Records from a collection
————————

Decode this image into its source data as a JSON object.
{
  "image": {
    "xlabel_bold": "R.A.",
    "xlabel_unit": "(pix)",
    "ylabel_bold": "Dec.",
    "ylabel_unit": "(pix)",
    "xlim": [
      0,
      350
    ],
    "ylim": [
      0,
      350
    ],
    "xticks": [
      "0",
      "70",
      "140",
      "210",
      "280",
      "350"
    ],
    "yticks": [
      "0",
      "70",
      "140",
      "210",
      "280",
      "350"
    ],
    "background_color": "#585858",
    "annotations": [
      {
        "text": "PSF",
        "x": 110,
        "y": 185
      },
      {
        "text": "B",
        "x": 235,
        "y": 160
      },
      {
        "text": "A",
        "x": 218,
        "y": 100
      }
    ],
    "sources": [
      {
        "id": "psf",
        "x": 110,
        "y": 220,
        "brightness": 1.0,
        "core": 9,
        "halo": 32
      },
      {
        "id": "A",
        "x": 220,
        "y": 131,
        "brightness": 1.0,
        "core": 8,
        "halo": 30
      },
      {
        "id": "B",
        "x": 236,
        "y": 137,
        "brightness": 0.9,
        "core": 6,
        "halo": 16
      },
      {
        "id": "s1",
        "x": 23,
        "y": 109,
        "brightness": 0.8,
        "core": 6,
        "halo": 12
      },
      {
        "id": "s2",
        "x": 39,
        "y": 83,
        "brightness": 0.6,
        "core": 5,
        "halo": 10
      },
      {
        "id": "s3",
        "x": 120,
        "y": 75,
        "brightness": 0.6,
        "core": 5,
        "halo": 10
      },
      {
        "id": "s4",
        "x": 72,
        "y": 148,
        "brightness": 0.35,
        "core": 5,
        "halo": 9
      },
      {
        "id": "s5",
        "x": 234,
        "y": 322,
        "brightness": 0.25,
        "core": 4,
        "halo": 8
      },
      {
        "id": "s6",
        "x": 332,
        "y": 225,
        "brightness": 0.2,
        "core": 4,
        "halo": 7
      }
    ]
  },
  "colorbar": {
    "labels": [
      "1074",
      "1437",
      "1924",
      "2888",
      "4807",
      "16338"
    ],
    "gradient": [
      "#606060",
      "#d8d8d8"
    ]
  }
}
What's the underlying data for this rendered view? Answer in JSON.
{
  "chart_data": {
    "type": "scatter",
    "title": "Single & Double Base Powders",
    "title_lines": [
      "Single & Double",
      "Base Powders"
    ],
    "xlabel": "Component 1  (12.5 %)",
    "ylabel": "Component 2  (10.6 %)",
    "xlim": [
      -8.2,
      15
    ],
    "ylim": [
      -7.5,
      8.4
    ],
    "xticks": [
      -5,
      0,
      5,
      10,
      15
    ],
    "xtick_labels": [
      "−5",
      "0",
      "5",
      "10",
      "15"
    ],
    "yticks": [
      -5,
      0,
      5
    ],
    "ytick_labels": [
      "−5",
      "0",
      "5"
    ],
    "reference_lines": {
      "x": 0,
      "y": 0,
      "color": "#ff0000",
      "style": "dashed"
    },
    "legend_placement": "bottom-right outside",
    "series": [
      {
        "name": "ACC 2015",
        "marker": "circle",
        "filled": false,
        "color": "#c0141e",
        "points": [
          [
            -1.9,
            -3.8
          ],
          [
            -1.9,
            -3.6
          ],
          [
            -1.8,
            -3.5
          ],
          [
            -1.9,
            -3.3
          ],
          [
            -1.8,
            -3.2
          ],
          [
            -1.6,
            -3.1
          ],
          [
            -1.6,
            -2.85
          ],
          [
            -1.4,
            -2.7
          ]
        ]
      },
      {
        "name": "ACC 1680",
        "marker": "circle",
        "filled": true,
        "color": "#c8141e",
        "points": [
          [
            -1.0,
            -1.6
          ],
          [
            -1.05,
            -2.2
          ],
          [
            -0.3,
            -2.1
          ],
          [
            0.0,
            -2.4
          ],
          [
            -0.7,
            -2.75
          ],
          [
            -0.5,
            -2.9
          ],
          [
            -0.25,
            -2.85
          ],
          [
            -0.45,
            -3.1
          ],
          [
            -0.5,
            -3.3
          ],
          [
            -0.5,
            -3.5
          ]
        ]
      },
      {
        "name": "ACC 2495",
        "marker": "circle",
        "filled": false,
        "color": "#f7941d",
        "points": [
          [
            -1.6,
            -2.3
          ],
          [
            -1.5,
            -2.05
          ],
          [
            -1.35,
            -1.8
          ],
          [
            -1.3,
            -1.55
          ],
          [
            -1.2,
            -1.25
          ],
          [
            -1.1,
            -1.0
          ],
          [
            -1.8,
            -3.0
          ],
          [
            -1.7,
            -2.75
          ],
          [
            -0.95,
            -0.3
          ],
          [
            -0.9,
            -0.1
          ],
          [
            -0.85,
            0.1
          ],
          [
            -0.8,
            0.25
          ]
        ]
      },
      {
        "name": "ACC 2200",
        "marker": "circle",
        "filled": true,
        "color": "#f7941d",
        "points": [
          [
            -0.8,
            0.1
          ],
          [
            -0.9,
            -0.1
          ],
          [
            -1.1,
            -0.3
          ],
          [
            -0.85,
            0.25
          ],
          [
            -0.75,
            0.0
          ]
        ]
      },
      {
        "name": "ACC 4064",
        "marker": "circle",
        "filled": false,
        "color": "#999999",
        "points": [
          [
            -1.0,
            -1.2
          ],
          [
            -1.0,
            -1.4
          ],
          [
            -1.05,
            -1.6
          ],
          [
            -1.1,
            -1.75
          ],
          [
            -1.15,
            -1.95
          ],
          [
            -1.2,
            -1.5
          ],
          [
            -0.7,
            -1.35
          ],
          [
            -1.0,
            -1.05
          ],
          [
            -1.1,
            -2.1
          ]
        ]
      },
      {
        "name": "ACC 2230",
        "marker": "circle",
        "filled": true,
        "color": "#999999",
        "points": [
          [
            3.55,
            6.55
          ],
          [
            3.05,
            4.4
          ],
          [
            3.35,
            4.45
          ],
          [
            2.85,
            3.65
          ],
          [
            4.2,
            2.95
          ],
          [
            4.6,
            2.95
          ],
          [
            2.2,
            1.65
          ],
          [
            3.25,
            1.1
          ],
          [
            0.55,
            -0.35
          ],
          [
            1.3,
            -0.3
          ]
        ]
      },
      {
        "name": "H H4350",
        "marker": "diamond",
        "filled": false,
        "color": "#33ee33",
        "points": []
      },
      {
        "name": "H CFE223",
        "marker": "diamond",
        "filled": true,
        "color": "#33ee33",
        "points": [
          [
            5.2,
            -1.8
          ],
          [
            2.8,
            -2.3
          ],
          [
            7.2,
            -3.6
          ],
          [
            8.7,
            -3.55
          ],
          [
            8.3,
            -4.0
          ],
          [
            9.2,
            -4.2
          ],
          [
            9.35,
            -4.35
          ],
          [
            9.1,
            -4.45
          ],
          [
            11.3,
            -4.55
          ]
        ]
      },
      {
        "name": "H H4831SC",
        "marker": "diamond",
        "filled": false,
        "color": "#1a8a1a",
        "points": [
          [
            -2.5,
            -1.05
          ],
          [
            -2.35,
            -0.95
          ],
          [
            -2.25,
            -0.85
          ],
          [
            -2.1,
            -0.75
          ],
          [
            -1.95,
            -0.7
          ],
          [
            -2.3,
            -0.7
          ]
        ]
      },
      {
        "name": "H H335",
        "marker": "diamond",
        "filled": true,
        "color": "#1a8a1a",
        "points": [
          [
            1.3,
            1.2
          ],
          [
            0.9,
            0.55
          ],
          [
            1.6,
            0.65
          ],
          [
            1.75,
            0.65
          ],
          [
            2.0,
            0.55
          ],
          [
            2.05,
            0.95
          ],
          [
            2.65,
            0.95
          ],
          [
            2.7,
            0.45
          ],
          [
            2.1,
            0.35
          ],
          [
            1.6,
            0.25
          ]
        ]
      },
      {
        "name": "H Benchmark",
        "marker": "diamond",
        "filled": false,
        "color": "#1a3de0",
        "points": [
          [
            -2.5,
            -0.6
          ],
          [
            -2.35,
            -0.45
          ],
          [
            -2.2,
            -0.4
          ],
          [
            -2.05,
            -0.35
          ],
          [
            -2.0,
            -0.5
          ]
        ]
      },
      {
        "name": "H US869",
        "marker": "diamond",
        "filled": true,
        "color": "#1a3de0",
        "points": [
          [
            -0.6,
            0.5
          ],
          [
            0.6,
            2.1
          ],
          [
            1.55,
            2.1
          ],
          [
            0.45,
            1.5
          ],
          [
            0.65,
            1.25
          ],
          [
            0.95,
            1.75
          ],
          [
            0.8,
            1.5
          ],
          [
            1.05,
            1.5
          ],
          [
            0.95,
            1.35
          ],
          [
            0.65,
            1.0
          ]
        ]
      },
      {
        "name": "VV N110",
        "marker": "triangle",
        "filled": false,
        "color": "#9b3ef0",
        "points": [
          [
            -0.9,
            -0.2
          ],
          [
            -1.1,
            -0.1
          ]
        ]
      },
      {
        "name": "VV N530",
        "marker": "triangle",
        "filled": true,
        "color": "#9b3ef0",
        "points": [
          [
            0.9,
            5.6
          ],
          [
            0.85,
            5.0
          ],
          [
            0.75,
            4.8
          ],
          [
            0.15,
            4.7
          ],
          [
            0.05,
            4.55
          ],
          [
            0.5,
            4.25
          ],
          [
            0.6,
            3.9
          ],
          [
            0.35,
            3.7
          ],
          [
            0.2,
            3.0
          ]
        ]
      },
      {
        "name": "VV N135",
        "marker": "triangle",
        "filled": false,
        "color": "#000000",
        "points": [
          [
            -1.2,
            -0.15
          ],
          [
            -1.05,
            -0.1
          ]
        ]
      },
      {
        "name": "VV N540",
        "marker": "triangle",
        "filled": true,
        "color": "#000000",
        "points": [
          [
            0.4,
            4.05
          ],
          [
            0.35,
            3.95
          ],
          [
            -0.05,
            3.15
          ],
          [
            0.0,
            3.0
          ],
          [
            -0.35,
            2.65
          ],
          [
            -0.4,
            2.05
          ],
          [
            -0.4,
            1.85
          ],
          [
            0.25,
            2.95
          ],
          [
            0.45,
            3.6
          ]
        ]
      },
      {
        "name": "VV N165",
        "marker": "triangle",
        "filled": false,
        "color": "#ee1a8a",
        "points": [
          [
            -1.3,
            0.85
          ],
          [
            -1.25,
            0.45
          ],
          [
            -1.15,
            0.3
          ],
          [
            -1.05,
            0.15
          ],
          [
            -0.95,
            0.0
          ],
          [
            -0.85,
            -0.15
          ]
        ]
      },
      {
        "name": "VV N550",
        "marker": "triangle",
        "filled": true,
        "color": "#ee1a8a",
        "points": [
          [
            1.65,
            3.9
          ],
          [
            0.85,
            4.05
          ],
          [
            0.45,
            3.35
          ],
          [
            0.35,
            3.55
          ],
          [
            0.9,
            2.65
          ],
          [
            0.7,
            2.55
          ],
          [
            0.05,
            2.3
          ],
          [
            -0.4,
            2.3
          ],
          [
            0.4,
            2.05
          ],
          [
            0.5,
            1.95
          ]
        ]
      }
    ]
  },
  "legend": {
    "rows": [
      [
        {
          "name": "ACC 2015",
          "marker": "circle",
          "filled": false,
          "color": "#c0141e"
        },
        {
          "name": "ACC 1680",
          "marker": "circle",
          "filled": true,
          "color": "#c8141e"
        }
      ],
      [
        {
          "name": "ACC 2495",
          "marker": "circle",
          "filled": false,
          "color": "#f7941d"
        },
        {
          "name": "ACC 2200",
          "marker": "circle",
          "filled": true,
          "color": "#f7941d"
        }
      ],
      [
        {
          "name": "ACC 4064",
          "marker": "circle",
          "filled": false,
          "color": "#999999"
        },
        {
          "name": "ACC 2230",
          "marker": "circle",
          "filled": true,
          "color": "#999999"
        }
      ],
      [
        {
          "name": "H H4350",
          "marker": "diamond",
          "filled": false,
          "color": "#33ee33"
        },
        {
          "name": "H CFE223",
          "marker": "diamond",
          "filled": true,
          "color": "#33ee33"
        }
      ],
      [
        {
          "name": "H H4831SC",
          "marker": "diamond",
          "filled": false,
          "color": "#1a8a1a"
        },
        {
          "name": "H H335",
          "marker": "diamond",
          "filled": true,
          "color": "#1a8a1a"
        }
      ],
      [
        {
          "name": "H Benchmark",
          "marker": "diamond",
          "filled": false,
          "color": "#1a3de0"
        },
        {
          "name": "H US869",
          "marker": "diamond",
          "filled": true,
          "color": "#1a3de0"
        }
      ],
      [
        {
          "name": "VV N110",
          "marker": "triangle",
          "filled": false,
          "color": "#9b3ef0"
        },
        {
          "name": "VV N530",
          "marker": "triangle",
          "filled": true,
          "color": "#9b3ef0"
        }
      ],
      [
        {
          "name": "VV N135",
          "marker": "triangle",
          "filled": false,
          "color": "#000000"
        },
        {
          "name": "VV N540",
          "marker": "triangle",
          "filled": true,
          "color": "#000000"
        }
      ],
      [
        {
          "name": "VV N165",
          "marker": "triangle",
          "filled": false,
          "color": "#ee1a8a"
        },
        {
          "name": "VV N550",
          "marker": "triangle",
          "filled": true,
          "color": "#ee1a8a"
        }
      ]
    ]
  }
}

————————

▸ Prompt: In the records above, how many lines include the string "image"? Answer with only the number.

▸ Answer to this problem: 2